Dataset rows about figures
---+---

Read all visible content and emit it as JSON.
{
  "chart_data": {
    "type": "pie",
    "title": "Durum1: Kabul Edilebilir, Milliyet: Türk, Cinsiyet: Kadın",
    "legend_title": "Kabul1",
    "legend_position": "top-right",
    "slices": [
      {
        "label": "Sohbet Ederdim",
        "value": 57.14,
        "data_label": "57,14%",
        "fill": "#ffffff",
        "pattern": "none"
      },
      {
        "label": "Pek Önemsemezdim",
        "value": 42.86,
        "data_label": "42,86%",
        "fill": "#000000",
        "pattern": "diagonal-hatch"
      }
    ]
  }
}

---+---

Pick out all lines containing the string "pattern".

• **ANSWER FOR THIS EXERCISE**
        "pattern": "none"
        "pattern": "diagonal-hatch"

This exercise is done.